Records provided

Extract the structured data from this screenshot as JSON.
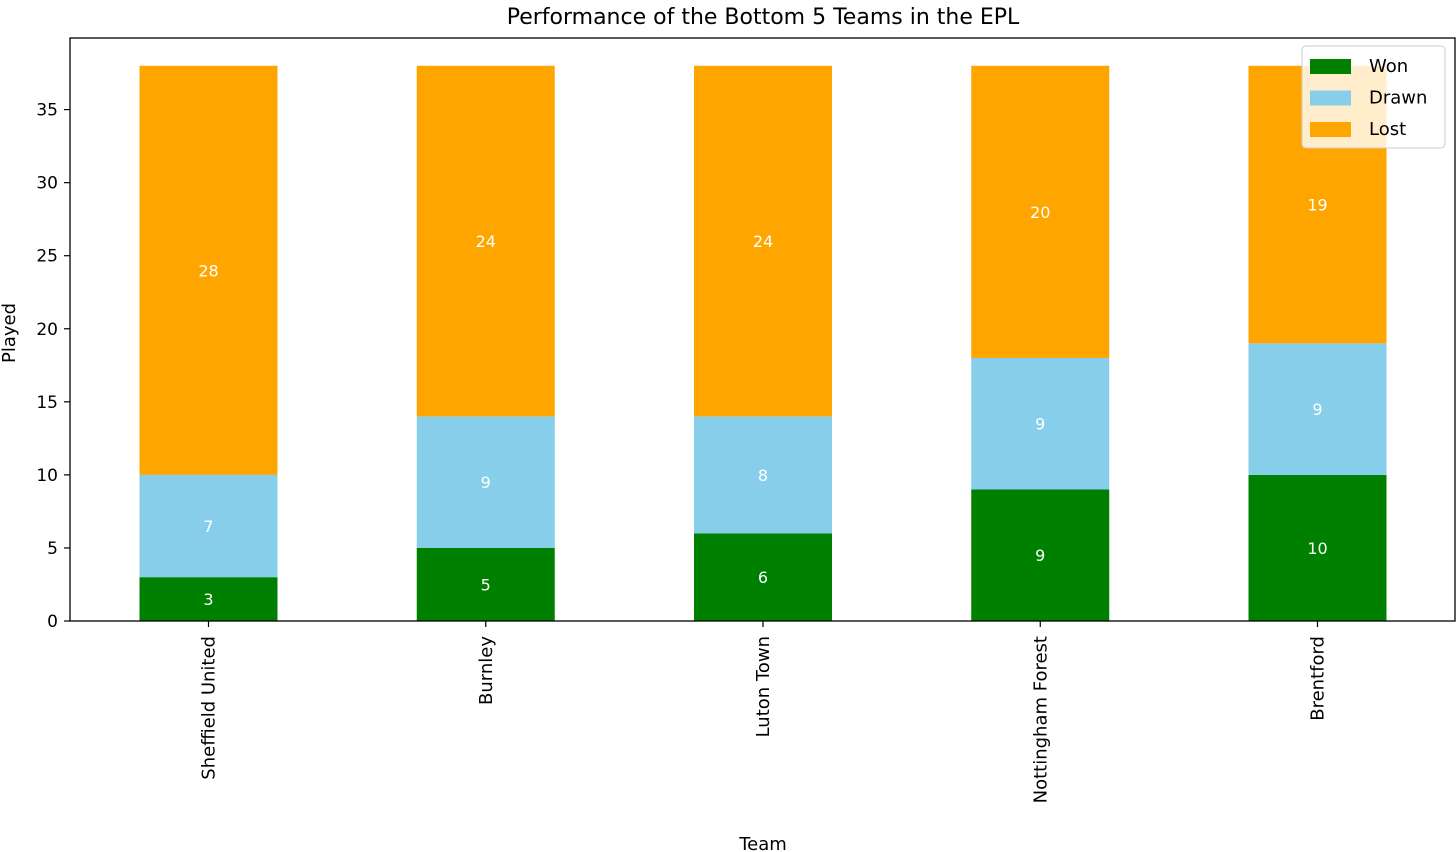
{
  "chart_data": {
    "type": "bar",
    "stacked": true,
    "title": "Performance of the Bottom 5 Teams in the EPL",
    "xlabel": "Team",
    "ylabel": "Played",
    "categories": [
      "Sheffield United",
      "Burnley",
      "Luton Town",
      "Nottingham Forest",
      "Brentford"
    ],
    "series": [
      {
        "name": "Won",
        "values": [
          3,
          5,
          6,
          9,
          10
        ],
        "color": "#008000"
      },
      {
        "name": "Drawn",
        "values": [
          7,
          9,
          8,
          9,
          9
        ],
        "color": "#87ceeb"
      },
      {
        "name": "Lost",
        "values": [
          28,
          24,
          24,
          20,
          19
        ],
        "color": "#ffa500"
      }
    ],
    "ylim": [
      0,
      39.9
    ],
    "yticks": [
      0,
      5,
      10,
      15,
      20,
      25,
      30,
      35
    ],
    "grid": false,
    "legend": "top-right",
    "data_labels": true,
    "label_color": "#ffffff"
  }
}
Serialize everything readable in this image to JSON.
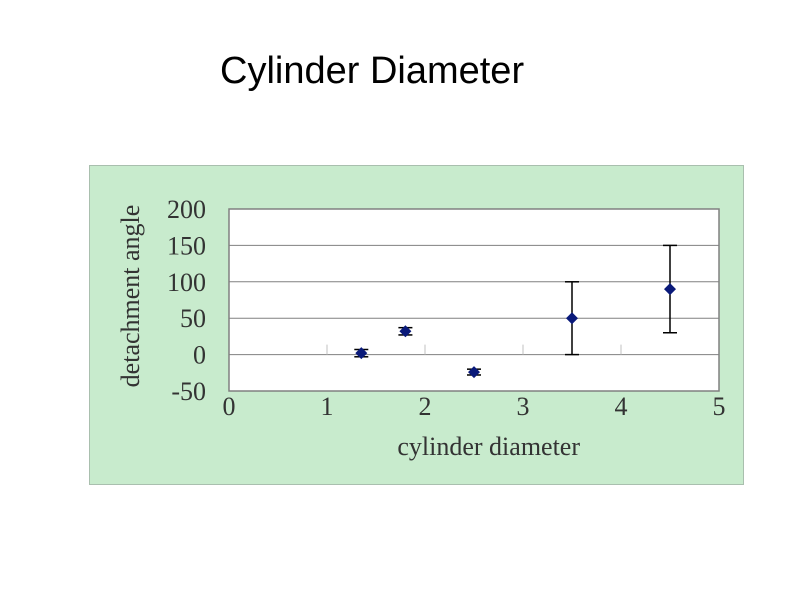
{
  "slide": {
    "title": "Cylinder Diameter"
  },
  "colors": {
    "panel": "#c8ebcd",
    "plot_area": "#ffffff",
    "gridline": "#808080",
    "marker": "#0a1a7a",
    "error_bar": "#000000"
  },
  "chart_data": {
    "type": "scatter",
    "title": "",
    "xlabel": "cylinder diameter",
    "ylabel": "detachment angle",
    "xlim": [
      0,
      5
    ],
    "ylim": [
      -50,
      200
    ],
    "xticks": [
      "0",
      "1",
      "2",
      "3",
      "4",
      "5"
    ],
    "yticks": [
      "200",
      "150",
      "100",
      "50",
      "0",
      "-50"
    ],
    "grid": true,
    "legend": "none",
    "series": [
      {
        "marker": "diamond",
        "points": [
          {
            "x": 1.35,
            "y": 2,
            "err": 5
          },
          {
            "x": 1.8,
            "y": 32,
            "err": 5
          },
          {
            "x": 2.5,
            "y": -24,
            "err": 4
          },
          {
            "x": 3.5,
            "y": 50,
            "err": 50
          },
          {
            "x": 4.5,
            "y": 90,
            "err": 60
          }
        ]
      }
    ]
  }
}
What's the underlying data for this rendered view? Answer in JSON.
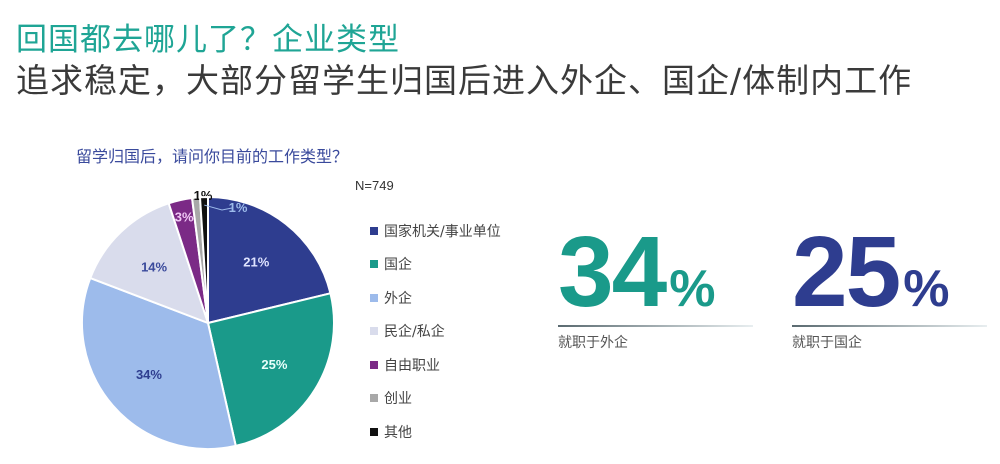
{
  "header": {
    "title": "回国都去哪儿了？企业类型",
    "subtitle": "追求稳定，大部分留学生归国后进入外企、国企/体制内工作"
  },
  "chart_data": {
    "type": "pie",
    "title": "留学归国后，请问你目前的工作类型？",
    "annotation": "N=749",
    "legend_position": "right",
    "start": "12 o'clock, clockwise",
    "slices": [
      {
        "label": "国家机关/事业单位",
        "value": 21,
        "display": "21%",
        "color": "#2e3d8f",
        "label_color": "#dfe4ff"
      },
      {
        "label": "国企",
        "value": 25,
        "display": "25%",
        "color": "#1a9a8a",
        "label_color": "#e8fffb"
      },
      {
        "label": "外企",
        "value": 34,
        "display": "34%",
        "color": "#9dbbeb",
        "label_color": "#2e3d8f"
      },
      {
        "label": "民企/私企",
        "value": 14,
        "display": "14%",
        "color": "#d9dcec",
        "label_color": "#3a4a9c"
      },
      {
        "label": "自由职业",
        "value": 3,
        "display": "3%",
        "color": "#7b2a86",
        "label_color": "#f0c8f5"
      },
      {
        "label": "创业",
        "value": 1,
        "display": "1%",
        "color": "#a8a8a8",
        "label_color": "#111111"
      },
      {
        "label": "其他",
        "value": 1,
        "display": "1%",
        "color": "#111111",
        "label_color": "#9dbbeb"
      }
    ]
  },
  "highlights": [
    {
      "value": "34",
      "unit": "%",
      "caption": "就职于外企",
      "color": "#1a9a8a"
    },
    {
      "value": "25",
      "unit": "%",
      "caption": "就职于国企",
      "color": "#2e3d8f"
    }
  ]
}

Exercise goal
Check every line of the data above for the string "true", and copy those that have it.

Solution for this problem
    "stacked": true,
    "data_labels": true,
    "grid": true,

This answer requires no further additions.